- **Your task**: Please copy each line of the listing that includes the string "title".

- **Provided data**:
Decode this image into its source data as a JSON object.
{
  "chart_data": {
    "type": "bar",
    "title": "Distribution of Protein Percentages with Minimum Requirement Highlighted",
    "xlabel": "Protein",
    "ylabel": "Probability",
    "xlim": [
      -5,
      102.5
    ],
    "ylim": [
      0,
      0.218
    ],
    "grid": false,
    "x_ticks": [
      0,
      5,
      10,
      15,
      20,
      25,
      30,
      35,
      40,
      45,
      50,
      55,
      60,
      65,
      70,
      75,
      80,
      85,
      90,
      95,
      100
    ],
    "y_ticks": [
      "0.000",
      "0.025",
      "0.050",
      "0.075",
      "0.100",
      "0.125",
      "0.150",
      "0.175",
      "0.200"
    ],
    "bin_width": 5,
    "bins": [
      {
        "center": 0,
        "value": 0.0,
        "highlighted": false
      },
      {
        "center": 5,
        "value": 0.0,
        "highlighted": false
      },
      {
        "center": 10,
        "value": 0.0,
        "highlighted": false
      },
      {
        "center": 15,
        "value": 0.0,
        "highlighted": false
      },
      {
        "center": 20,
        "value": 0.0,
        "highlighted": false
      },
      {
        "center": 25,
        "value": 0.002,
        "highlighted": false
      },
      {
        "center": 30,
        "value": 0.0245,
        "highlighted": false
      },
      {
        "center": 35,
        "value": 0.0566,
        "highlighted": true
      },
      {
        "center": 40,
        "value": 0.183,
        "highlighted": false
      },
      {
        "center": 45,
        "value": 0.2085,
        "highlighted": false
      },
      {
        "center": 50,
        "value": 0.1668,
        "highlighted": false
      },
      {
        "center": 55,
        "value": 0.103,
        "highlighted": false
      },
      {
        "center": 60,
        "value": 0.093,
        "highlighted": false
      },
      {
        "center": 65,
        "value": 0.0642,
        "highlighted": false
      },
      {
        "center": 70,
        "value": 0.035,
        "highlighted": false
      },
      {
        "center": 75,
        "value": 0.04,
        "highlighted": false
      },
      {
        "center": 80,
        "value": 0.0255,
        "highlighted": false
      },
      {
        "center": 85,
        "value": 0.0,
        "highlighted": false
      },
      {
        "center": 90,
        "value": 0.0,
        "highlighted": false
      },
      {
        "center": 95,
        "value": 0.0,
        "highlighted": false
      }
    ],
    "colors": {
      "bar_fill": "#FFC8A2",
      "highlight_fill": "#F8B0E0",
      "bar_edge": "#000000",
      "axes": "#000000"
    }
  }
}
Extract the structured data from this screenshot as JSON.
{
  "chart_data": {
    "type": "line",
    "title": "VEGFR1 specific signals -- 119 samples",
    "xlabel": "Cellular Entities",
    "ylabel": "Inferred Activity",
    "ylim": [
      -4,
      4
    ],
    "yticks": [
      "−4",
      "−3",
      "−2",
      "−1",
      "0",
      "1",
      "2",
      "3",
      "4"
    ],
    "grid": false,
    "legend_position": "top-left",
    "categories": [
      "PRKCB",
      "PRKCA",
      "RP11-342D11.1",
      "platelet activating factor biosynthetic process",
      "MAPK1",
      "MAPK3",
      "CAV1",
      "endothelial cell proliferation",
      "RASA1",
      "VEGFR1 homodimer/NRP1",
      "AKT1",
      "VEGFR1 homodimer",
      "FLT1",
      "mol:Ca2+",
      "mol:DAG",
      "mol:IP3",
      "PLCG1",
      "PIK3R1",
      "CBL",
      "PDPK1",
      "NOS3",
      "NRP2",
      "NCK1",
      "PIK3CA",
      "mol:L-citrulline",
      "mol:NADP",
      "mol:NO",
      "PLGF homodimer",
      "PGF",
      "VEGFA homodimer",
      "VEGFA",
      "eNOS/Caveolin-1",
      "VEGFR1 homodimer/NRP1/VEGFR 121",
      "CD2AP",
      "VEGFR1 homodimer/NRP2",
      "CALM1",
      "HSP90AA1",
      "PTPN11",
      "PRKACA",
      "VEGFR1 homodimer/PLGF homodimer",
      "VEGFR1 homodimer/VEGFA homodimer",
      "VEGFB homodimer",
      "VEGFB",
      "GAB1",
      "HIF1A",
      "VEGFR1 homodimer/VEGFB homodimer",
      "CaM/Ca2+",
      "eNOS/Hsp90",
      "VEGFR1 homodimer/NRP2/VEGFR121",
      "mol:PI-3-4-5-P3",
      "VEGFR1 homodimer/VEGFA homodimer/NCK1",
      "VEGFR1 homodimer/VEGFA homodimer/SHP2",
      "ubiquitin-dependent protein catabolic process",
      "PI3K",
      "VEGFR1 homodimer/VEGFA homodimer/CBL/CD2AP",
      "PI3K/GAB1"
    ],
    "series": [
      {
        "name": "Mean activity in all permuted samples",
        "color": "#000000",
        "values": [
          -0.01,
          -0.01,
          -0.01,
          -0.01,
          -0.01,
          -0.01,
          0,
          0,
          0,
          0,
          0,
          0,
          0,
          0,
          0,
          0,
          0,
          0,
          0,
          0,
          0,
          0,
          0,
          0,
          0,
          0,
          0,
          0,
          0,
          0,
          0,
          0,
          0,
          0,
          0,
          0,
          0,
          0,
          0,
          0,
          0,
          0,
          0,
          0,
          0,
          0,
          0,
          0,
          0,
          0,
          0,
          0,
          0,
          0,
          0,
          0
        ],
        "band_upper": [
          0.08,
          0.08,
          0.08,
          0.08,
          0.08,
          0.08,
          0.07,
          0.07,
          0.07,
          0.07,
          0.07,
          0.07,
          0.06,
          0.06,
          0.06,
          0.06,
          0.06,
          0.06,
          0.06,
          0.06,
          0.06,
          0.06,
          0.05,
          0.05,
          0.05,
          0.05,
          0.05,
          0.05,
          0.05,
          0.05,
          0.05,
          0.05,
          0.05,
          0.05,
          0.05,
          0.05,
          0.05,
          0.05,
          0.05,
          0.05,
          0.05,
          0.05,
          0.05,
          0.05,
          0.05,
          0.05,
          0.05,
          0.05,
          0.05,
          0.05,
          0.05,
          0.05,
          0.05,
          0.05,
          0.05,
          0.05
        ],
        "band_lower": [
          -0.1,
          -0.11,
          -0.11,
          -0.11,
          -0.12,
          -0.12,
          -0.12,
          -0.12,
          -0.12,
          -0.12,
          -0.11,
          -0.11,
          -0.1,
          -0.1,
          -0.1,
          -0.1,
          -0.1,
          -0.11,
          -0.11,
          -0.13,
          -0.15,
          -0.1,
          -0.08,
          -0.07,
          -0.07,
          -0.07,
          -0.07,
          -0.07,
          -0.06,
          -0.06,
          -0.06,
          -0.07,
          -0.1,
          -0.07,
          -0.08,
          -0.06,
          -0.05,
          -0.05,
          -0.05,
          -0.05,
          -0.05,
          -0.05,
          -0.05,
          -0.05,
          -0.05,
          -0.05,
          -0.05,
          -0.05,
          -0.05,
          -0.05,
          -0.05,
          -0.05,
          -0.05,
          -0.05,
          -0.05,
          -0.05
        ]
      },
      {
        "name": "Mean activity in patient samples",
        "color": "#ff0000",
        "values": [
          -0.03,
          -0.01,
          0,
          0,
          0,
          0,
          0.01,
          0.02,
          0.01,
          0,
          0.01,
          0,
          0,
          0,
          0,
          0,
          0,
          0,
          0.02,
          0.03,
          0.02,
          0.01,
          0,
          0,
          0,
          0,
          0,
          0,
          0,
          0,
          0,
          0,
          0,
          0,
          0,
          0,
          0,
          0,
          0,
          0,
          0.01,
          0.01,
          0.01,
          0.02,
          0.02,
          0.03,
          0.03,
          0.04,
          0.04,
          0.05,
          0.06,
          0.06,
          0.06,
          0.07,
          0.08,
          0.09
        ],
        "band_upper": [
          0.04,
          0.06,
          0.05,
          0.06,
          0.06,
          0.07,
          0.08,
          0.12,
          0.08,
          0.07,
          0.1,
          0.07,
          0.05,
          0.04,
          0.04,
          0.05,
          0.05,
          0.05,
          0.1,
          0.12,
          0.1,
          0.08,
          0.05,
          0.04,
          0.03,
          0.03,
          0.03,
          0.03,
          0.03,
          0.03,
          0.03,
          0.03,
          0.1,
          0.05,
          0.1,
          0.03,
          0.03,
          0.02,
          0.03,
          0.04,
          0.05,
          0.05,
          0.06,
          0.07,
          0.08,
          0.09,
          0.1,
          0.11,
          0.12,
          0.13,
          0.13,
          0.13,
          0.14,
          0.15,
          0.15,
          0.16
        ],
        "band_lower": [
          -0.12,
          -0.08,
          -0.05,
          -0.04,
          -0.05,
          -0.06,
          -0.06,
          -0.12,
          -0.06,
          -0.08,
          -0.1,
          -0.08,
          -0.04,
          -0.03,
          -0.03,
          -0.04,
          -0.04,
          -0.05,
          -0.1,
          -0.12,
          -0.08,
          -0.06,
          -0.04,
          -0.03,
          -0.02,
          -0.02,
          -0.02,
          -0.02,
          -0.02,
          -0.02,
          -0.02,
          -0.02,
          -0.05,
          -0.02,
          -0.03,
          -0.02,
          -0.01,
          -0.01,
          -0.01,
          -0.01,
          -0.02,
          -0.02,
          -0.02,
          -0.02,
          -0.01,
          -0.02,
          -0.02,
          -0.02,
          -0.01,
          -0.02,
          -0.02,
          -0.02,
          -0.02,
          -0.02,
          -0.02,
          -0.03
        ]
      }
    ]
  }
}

- **Written solution**:
    "title": "Distribution of Protein Percentages with Minimum Requirement Highlighted",
    "title": "VEGFR1 specific signals -- 119 samples",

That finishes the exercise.